**Stored data entries:**
————————
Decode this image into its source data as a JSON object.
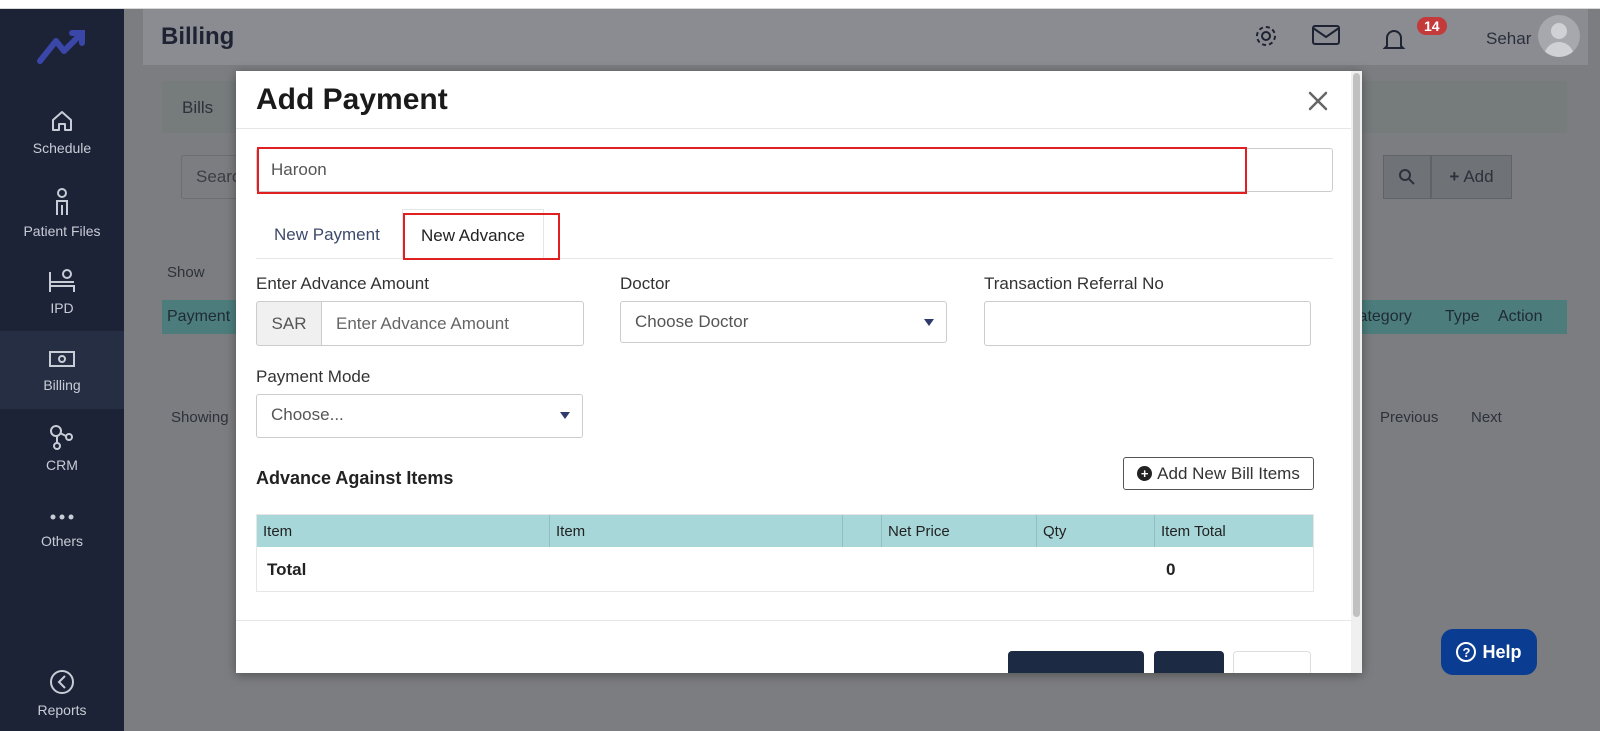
{
  "sidebar": {
    "items": [
      {
        "label": "Schedule",
        "icon": "home-icon"
      },
      {
        "label": "Patient Files",
        "icon": "person-icon"
      },
      {
        "label": "IPD",
        "icon": "bed-icon"
      },
      {
        "label": "Billing",
        "icon": "money-icon"
      },
      {
        "label": "CRM",
        "icon": "network-icon"
      },
      {
        "label": "Others",
        "icon": "dots-icon"
      },
      {
        "label": "Reports",
        "icon": "chart-icon"
      }
    ]
  },
  "header": {
    "title": "Billing",
    "notification_count": "14",
    "user_name": "Sehar"
  },
  "background": {
    "tab_label": "Bills",
    "search_placeholder": "Searc",
    "add_label": "Add",
    "show_label": "Show",
    "showing_label": "Showing",
    "previous_label": "Previous",
    "next_label": "Next",
    "columns": [
      "Payment",
      "Category",
      "Type",
      "Action"
    ]
  },
  "help": {
    "label": "Help"
  },
  "modal": {
    "title": "Add Payment",
    "patient_value": "Haroon",
    "tabs": [
      "New Payment",
      "New Advance"
    ],
    "active_tab": "New Advance",
    "form": {
      "amount_label": "Enter Advance Amount",
      "currency": "SAR",
      "amount_placeholder": "Enter Advance Amount",
      "doctor_label": "Doctor",
      "doctor_value": "Choose Doctor",
      "referral_label": "Transaction Referral No",
      "referral_value": "",
      "mode_label": "Payment Mode",
      "mode_value": "Choose..."
    },
    "items_section": {
      "title": "Advance Against Items",
      "add_button": "Add New Bill Items",
      "columns": [
        "Item",
        "Item",
        "",
        "Net Price",
        "Qty",
        "Item Total"
      ],
      "total_label": "Total",
      "total_value": "0"
    }
  },
  "colors": {
    "sidebar_bg": "#1c2336",
    "accent": "#3a46a8",
    "table_header": "#a7d7d9",
    "highlight": "#e02020",
    "help_bg": "#0a3d91"
  }
}
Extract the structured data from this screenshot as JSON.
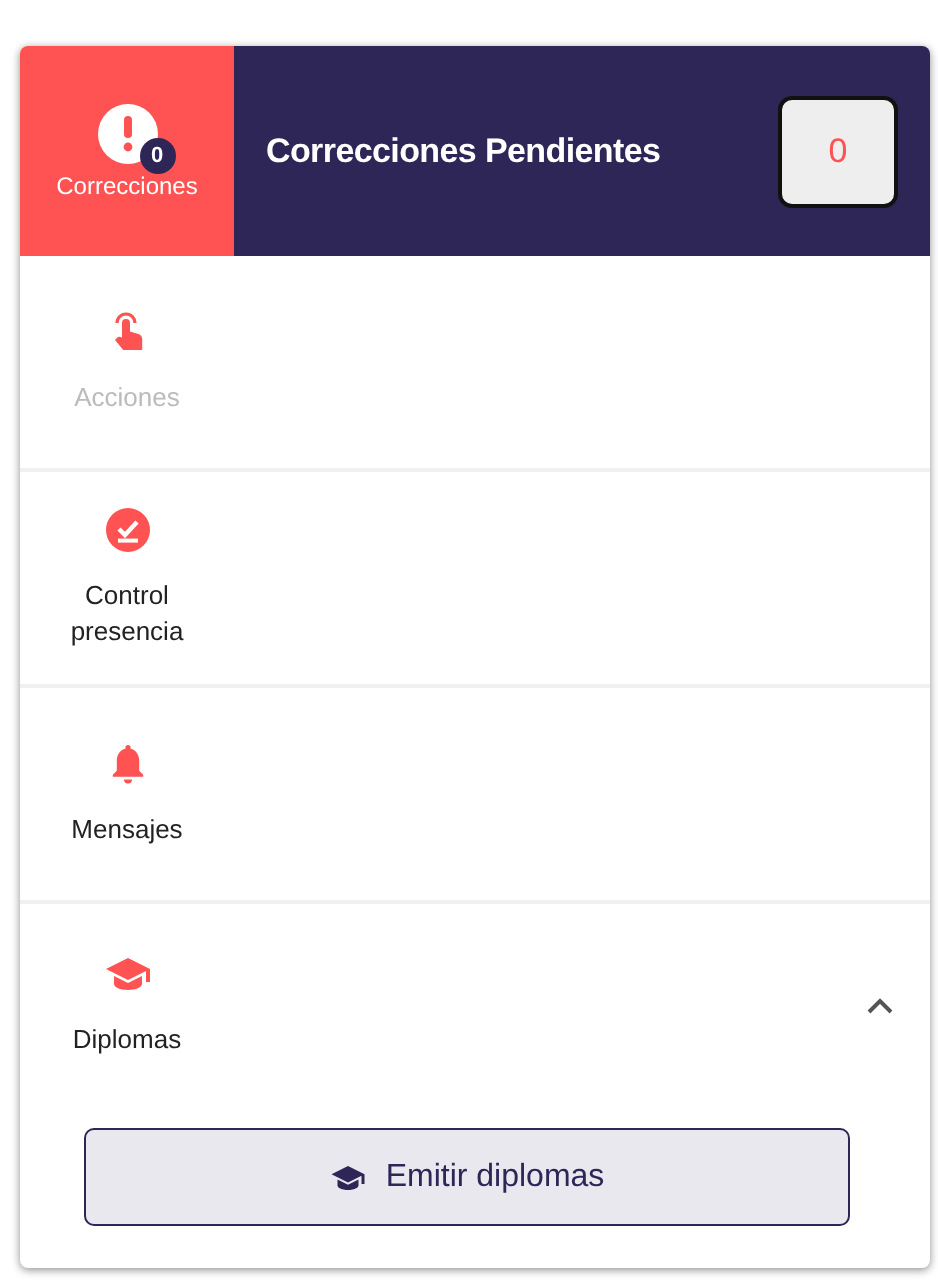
————————
**Description of the task:** Count how many lines contain "Payment" and give only that count.

**Final result:** 4